*TASK STATEMENT:*
Find how many lines in the data below mention "image". Give the number only.

*TASK INPUT:*
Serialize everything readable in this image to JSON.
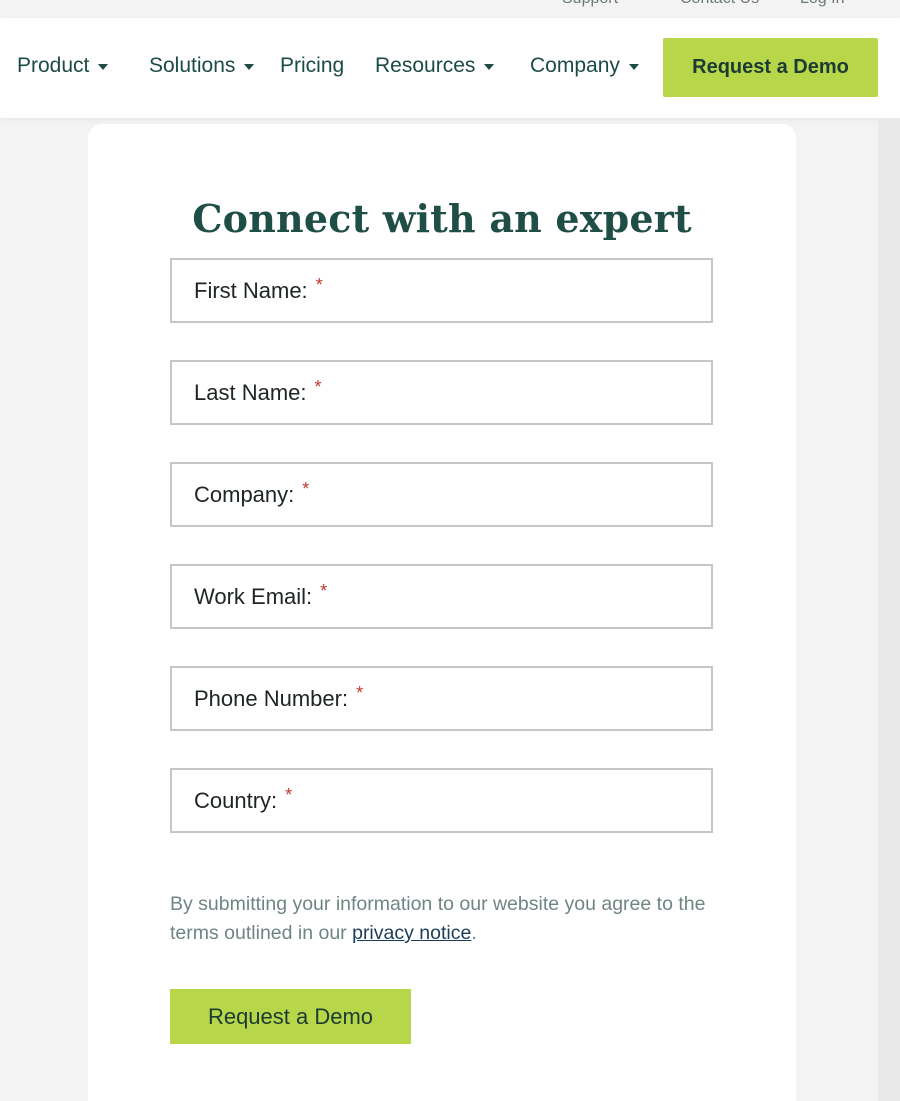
{
  "utility": {
    "support": "Support",
    "contact": "Contact Us",
    "login": "Log In"
  },
  "nav": {
    "items": [
      {
        "label": "Product",
        "dropdown": true
      },
      {
        "label": "Solutions",
        "dropdown": true
      },
      {
        "label": "Pricing",
        "dropdown": false
      },
      {
        "label": "Resources",
        "dropdown": true
      },
      {
        "label": "Company",
        "dropdown": true
      }
    ],
    "demo_label": "Request a Demo"
  },
  "form": {
    "title": "Connect with an expert",
    "fields": [
      {
        "label": "First Name:",
        "required": "*"
      },
      {
        "label": "Last Name:",
        "required": "*"
      },
      {
        "label": "Company:",
        "required": "*"
      },
      {
        "label": "Work Email:",
        "required": "*"
      },
      {
        "label": "Phone Number:",
        "required": "*"
      },
      {
        "label": "Country:",
        "required": "*"
      }
    ],
    "consent_text": "By submitting your information to our website you agree to the terms outlined in our",
    "privacy_link": "privacy notice",
    "consent_end": ".",
    "submit_label": "Request a Demo"
  },
  "colors": {
    "accent": "#b7d64a",
    "brand_text": "#1c4b45",
    "required": "#c0392b"
  }
}
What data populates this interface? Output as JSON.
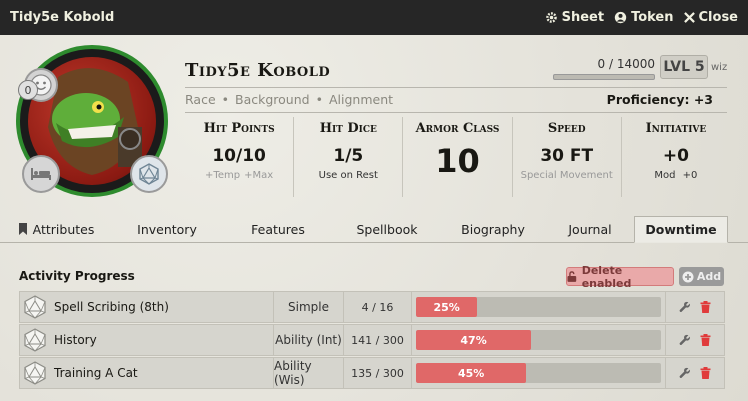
{
  "window": {
    "title": "Tidy5e Kobold",
    "buttons": {
      "sheet": "Sheet",
      "token": "Token",
      "close": "Close"
    }
  },
  "character": {
    "name": "Tidy5e Kobold",
    "exhaustion": "0",
    "xp": "0 / 14000",
    "xp_fraction": 0,
    "level": "LVL 5",
    "class_abbr": "wiz",
    "race": "Race",
    "background": "Background",
    "alignment": "Alignment",
    "separator": "•",
    "proficiency": "Proficiency: +3"
  },
  "stats": {
    "hp": {
      "label": "Hit Points",
      "value": "10/10",
      "temp": "+Temp",
      "max": "+Max"
    },
    "hd": {
      "label": "Hit Dice",
      "value": "1/5",
      "note": "Use on Rest"
    },
    "ac": {
      "label": "Armor Class",
      "value": "10"
    },
    "speed": {
      "label": "Speed",
      "value": "30 FT",
      "note": "Special Movement"
    },
    "init": {
      "label": "Initiative",
      "value": "+0",
      "mod_label": "Mod",
      "mod_value": "+0"
    }
  },
  "tabs": [
    "Attributes",
    "Inventory",
    "Features",
    "Spellbook",
    "Biography",
    "Journal",
    "Downtime"
  ],
  "active_tab": "Downtime",
  "activity": {
    "title": "Activity Progress",
    "delete_label": "Delete enabled",
    "add_label": "Add",
    "rows": [
      {
        "name": "Spell Scribing (8th)",
        "type": "Simple",
        "progress": "4 / 16",
        "percent": 25,
        "percent_label": "25%"
      },
      {
        "name": "History",
        "type": "Ability (Int)",
        "progress": "141 / 300",
        "percent": 47,
        "percent_label": "47%"
      },
      {
        "name": "Training A Cat",
        "type": "Ability (Wis)",
        "progress": "135 / 300",
        "percent": 45,
        "percent_label": "45%"
      }
    ]
  },
  "colors": {
    "accent_red": "#e06868",
    "portrait_ring": "#2e8b2e",
    "titlebar": "#262626"
  }
}
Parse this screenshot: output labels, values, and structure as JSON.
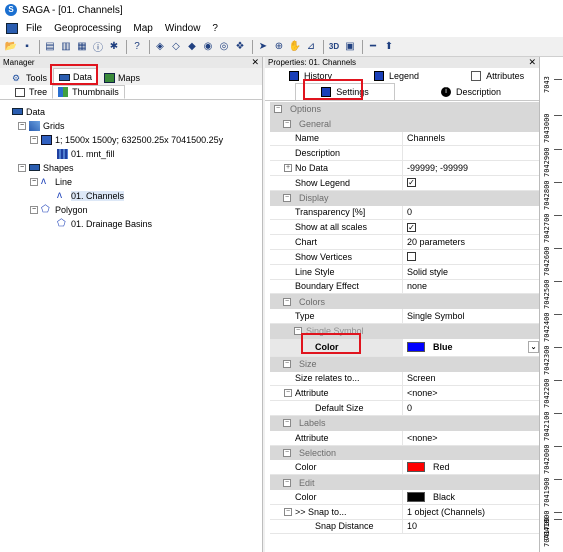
{
  "window": {
    "title": "SAGA - [01. Channels]"
  },
  "menu": [
    "File",
    "Geoprocessing",
    "Map",
    "Window",
    "?"
  ],
  "manager": {
    "title": "Manager",
    "tabs": [
      "Tools",
      "Data",
      "Maps"
    ],
    "subtabs": [
      "Tree",
      "Thumbnails"
    ],
    "tree": {
      "root": "Data",
      "grids": "Grids",
      "grid_system": "1; 1500x 1500y; 632500.25x 7041500.25y",
      "grid_item": "01. mnt_fill",
      "shapes": "Shapes",
      "line": "Line",
      "line_item": "01. Channels",
      "polygon": "Polygon",
      "polygon_item": "01. Drainage Basins"
    }
  },
  "properties": {
    "title": "Properties: 01. Channels",
    "tabs_top": [
      "History",
      "Legend",
      "Attributes"
    ],
    "tabs_bottom": [
      "Settings",
      "Description"
    ],
    "options": "Options",
    "general": "General",
    "name_k": "Name",
    "name_v": "Channels",
    "desc_k": "Description",
    "desc_v": "",
    "nodata_k": "No Data",
    "nodata_v": "-99999; -99999",
    "legend_k": "Show Legend",
    "display": "Display",
    "transp_k": "Transparency [%]",
    "transp_v": "0",
    "allscales_k": "Show at all scales",
    "chart_k": "Chart",
    "chart_v": "20 parameters",
    "vertices_k": "Show Vertices",
    "linestyle_k": "Line Style",
    "linestyle_v": "Solid style",
    "boundary_k": "Boundary Effect",
    "boundary_v": "none",
    "colors": "Colors",
    "type_k": "Type",
    "type_v": "Single Symbol",
    "single_symbol": "Single Symbol",
    "color_k": "Color",
    "color_v": "Blue",
    "color_hex": "#0000ff",
    "size": "Size",
    "sizerel_k": "Size relates to...",
    "sizerel_v": "Screen",
    "attr_k": "Attribute",
    "attr_v": "<none>",
    "defsize_k": "Default Size",
    "defsize_v": "0",
    "labels": "Labels",
    "lblattr_k": "Attribute",
    "lblattr_v": "<none>",
    "selection": "Selection",
    "selcolor_k": "Color",
    "selcolor_v": "Red",
    "selcolor_hex": "#ff0000",
    "edit": "Edit",
    "editcolor_k": "Color",
    "editcolor_v": "Black",
    "editcolor_hex": "#000000",
    "snapto_k": ">> Snap to...",
    "snapto_v": "1 object (Channels)",
    "snapdist_k": "Snap Distance",
    "snapdist_v": "10"
  },
  "ruler": [
    "7043",
    "7043000",
    "7042900",
    "7042800",
    "7042700",
    "7042600",
    "7042500",
    "7042400",
    "7042300",
    "7042200",
    "7042100",
    "7042000",
    "7041900",
    "7041800",
    "7041700"
  ]
}
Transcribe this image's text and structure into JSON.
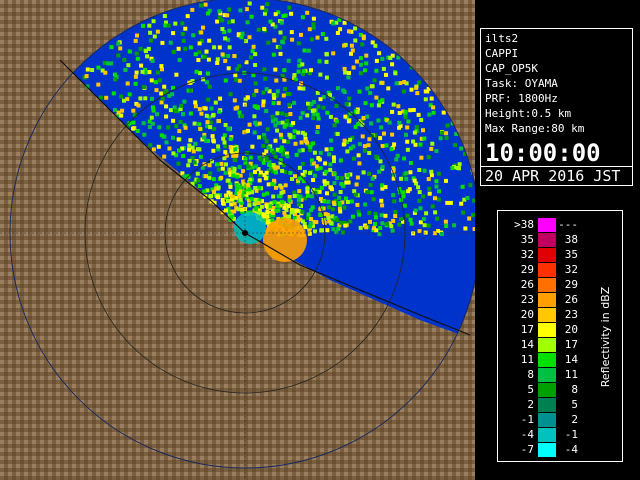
{
  "info": {
    "lines": [
      "ilts2",
      "CAPPI",
      "CAP_OP5K",
      "Task: OYAMA",
      "PRF: 1800Hz",
      "Height:0.5 km",
      "Max Range:80 km"
    ],
    "time": "10:00:00",
    "date": "20 APR 2016 JST"
  },
  "legend": {
    "title": "Reflectivity in dBZ",
    "rows": [
      {
        "low": ">38",
        "high": "---",
        "color": "#ff00ff"
      },
      {
        "low": "35",
        "high": "38",
        "color": "#c00060"
      },
      {
        "low": "32",
        "high": "35",
        "color": "#e00000"
      },
      {
        "low": "29",
        "high": "32",
        "color": "#ff3000"
      },
      {
        "low": "26",
        "high": "29",
        "color": "#ff7000"
      },
      {
        "low": "23",
        "high": "26",
        "color": "#ffa000"
      },
      {
        "low": "20",
        "high": "23",
        "color": "#ffc800"
      },
      {
        "low": "17",
        "high": "20",
        "color": "#ffff00"
      },
      {
        "low": "14",
        "high": "17",
        "color": "#a0ff00"
      },
      {
        "low": "11",
        "high": "14",
        "color": "#00e000"
      },
      {
        "low": "8",
        "high": "11",
        "color": "#00c040"
      },
      {
        "low": "5",
        "high": "8",
        "color": "#00a000"
      },
      {
        "low": "2",
        "high": "5",
        "color": "#008050"
      },
      {
        "low": "-1",
        "high": "2",
        "color": "#009090"
      },
      {
        "low": "-4",
        "high": "-1",
        "color": "#00c0c0"
      },
      {
        "low": "-7",
        "high": "-4",
        "color": "#00ffff"
      }
    ]
  },
  "map": {
    "sea_color": "#0033cc",
    "land_color": "#8a7050",
    "range_km": 80
  }
}
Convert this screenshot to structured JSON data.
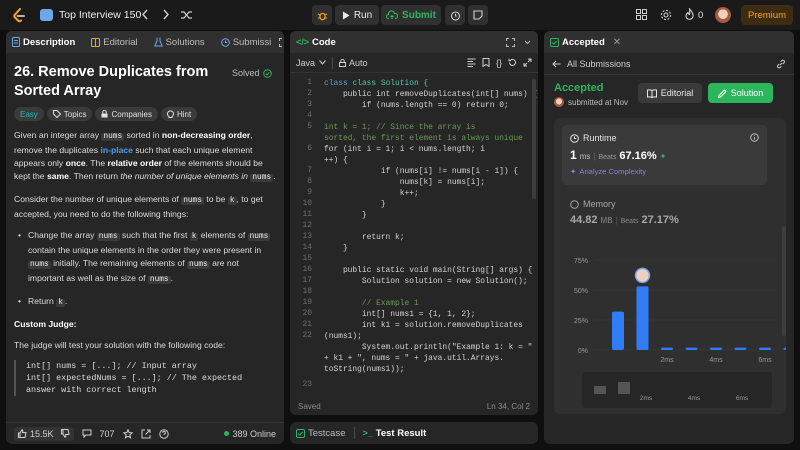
{
  "topbar": {
    "problem_list": "Top Interview 150",
    "run": "Run",
    "submit": "Submit",
    "streak": "0",
    "premium": "Premium"
  },
  "desc": {
    "tabs": [
      "Description",
      "Editorial",
      "Solutions",
      "Submissi"
    ],
    "title": "26. Remove Duplicates from Sorted Array",
    "solved": "Solved",
    "difficulty": "Easy",
    "tag_topics": "Topics",
    "tag_companies": "Companies",
    "tag_hint": "Hint",
    "p1": [
      "Given an integer array ",
      "nums",
      " sorted in ",
      "non-decreasing order",
      ", remove the duplicates ",
      "in-place",
      " such that each unique element appears only ",
      "once",
      ". The ",
      "relative order",
      " of the elements should be kept the ",
      "same",
      ". Then return ",
      "the number of unique elements in ",
      "nums",
      "."
    ],
    "p2": [
      "Consider the number of unique elements of ",
      "nums",
      " to be ",
      "k",
      ", to get accepted, you need to do the following things:"
    ],
    "li1": [
      "Change the array ",
      "nums",
      " such that the first ",
      "k",
      " elements of ",
      "nums",
      " contain the unique elements in the order they were present in ",
      "nums",
      " initially. The remaining elements of ",
      "nums",
      " are not important as well as the size of ",
      "nums",
      "."
    ],
    "li2": [
      "Return ",
      "k",
      "."
    ],
    "custom_judge": "Custom Judge:",
    "p3": "The judge will test your solution with the following code:",
    "code": [
      "int[] nums = [...]; // Input array",
      "int[] expectedNums = [...]; // The expected",
      "answer with correct length"
    ],
    "likes": "15.5K",
    "comments": "707",
    "online": "389 Online"
  },
  "code": {
    "tab": "Code",
    "language": "Java",
    "auto": "Auto",
    "status_left": "Saved",
    "status_right": "Ln 34, Col 2",
    "line_numbers": [
      "1",
      "2",
      "3",
      "4",
      "5",
      "6",
      "7",
      "8",
      "9",
      "10",
      "11",
      "12",
      "13",
      "14",
      "15",
      "16",
      "17",
      "18",
      "19",
      "20",
      "21",
      "22",
      "23"
    ],
    "lines": [
      "class Solution {",
      "    public int removeDuplicates(int[] nums) {",
      "        if (nums.length == 0) return 0;",
      "",
      "        int k = 1; // Since the array is",
      "sorted, the first element is always unique",
      "        for (int i = 1; i < nums.length; i",
      "++) {",
      "            if (nums[i] != nums[i - 1]) {",
      "                nums[k] = nums[i];",
      "                k++;",
      "            }",
      "        }",
      "",
      "        return k;",
      "    }",
      "",
      "    public static void main(String[] args) {",
      "        Solution solution = new Solution();",
      "",
      "        // Example 1",
      "        int[] nums1 = {1, 1, 2};",
      "        int k1 = solution.removeDuplicates",
      "(nums1);",
      "        System.out.println(\"Example 1: k = \"",
      "+ k1 + \", nums = \" + java.util.Arrays.",
      "toString(nums1));"
    ]
  },
  "bottom": {
    "testcase": "Testcase",
    "test_result": "Test Result"
  },
  "result": {
    "tab": "Accepted",
    "all_submissions": "All Submissions",
    "status": "Accepted",
    "submitted": "submitted at Nov",
    "editorial": "Editorial",
    "solution": "Solution",
    "runtime_label": "Runtime",
    "runtime_value": "1",
    "runtime_unit": "ms",
    "beats": "Beats",
    "runtime_beats": "67.16%",
    "analyze": "Analyze Complexity",
    "memory_label": "Memory",
    "memory_value": "44.82",
    "memory_unit": "MB",
    "memory_beats": "27.17%"
  },
  "colors": {
    "accent_green": "#2db55d",
    "orange": "#ffa116",
    "bar_blue": "#2f7cf6"
  },
  "chart_data": {
    "type": "bar",
    "y_ticks": [
      "75%",
      "50%",
      "25%",
      "0%"
    ],
    "ylim": [
      0,
      75
    ],
    "x_tick_labels": [
      "2ms",
      "4ms",
      "6ms"
    ],
    "values": [
      32,
      53,
      2,
      2,
      2,
      2,
      2,
      2
    ],
    "highlight_index": 1,
    "mini_tick_labels": [
      "2ms",
      "4ms",
      "6ms"
    ]
  }
}
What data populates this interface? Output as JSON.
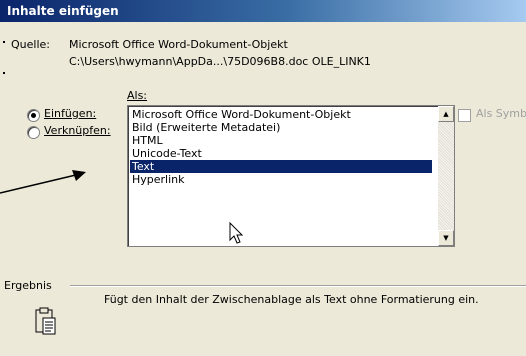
{
  "window": {
    "title": "Inhalte einfügen"
  },
  "source": {
    "label": "Quelle:",
    "line1": "Microsoft Office Word-Dokument-Objekt",
    "line2": "C:\\Users\\hwymann\\AppDa...\\75D096B8.doc OLE_LINK1"
  },
  "paste_mode": {
    "as_label": "Als:",
    "options": [
      {
        "label": "Einfügen:",
        "selected": true
      },
      {
        "label": "Verknüpfen:",
        "selected": false
      }
    ]
  },
  "format_list": {
    "items": [
      "Microsoft Office Word-Dokument-Objekt",
      "Bild (Erweiterte Metadatei)",
      "HTML",
      "Unicode-Text",
      "Text",
      "Hyperlink"
    ],
    "selected": "Text"
  },
  "display_as_icon": {
    "label": "Als Symb",
    "checked": false
  },
  "result": {
    "label": "Ergebnis",
    "description": "Fügt den Inhalt der Zwischenablage als Text ohne Formatierung ein."
  },
  "colors": {
    "title_bar": "#0a246a",
    "dialog_bg": "#ece9d8",
    "selection": "#0a246a"
  }
}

*RESULT:*
2